_Source document:_
= = =

Caridina spinata
- Conservation status: Critically Endangered (IUCN 3.1)

Scientific classification
- Kingdom: Animalia
- Phylum: Arthropoda
- Class: Malacostraca
- Order: Decapoda
- Suborder: Pleocyemata
- Infraorder: Caridea
- Family: Atyidae
- Genus: Caridina
- Species: C. spinata
- Binomial name: Caridina spinata Woltereck, 1937

= Caridina spinata =

- Genus: Caridina
- Species: spinata
- Authority: Woltereck, 1937
- Conservation status: CR

Species of crustacean

Caridina spinata, also known as the yellow goldflake shrimp, is a freshwater shrimp native to Sulawesi. It is endemic to Lake Towuti. It lives on rocky substrates and adults prefer waters at depths of 3 - 5 meters deep .

==Threats==
Caridina spinata, alongside many other Caridina species are severely under threat by introduced species such as the flowerhorn cichlid (Colossoma sp.), which is an invasive species in some Malili lakes. Caridina species serve as a food source for the invasive flowerhorn cichlids. Flowerhorn cichlids previously colonized Lake Matano, which had a detrimental effect on the native populations of Cardinia species. Although C. spinata is not native to Lake Matano it is predicted that if flowerhorn cichlids reach Lake Towuti it will have a devastating effect on C. spinata.

= = =

_Material supplied:_
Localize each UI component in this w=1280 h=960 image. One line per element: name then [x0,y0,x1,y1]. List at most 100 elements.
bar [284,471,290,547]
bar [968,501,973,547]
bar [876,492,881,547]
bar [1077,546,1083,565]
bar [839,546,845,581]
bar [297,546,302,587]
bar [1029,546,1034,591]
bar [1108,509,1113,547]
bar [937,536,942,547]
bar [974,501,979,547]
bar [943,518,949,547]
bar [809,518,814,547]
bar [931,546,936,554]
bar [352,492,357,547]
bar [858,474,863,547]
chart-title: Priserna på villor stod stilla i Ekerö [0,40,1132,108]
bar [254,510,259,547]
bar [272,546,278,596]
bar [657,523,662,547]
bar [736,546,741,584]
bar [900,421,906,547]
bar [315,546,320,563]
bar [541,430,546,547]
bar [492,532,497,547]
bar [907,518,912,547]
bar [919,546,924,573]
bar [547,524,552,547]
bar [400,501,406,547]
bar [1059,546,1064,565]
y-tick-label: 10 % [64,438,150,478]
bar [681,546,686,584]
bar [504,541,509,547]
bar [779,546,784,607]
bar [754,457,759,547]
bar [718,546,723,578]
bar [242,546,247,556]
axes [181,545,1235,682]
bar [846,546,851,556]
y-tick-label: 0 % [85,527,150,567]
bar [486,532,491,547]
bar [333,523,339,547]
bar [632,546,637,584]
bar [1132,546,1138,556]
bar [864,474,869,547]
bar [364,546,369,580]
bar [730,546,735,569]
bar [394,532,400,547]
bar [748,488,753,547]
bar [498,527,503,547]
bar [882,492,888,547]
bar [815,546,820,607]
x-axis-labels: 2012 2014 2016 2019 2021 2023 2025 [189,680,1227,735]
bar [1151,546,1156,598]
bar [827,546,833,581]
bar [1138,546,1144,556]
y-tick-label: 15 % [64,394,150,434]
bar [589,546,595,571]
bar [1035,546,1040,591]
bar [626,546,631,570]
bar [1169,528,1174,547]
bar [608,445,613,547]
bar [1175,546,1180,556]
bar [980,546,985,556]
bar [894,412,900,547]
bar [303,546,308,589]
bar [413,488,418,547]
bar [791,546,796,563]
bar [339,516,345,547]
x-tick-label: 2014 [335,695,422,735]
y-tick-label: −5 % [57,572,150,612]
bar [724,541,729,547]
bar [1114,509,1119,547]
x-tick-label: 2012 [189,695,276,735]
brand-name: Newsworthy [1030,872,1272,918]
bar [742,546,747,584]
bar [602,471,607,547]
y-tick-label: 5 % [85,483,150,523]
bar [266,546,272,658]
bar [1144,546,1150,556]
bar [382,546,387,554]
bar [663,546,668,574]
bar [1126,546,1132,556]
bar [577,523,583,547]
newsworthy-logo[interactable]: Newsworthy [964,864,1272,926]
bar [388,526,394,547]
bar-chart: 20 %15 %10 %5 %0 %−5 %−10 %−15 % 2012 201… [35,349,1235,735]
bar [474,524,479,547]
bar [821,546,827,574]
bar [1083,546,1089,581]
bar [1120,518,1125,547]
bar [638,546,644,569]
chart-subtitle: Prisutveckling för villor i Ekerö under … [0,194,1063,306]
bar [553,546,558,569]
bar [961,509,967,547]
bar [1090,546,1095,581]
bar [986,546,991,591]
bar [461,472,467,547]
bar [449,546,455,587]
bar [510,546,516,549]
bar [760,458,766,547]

= = =

_What to work on:_
In the Caridina spinata article, what water depth do adults of this shrimp prefer?

_Exercise output:_
3 to 5 meters deep.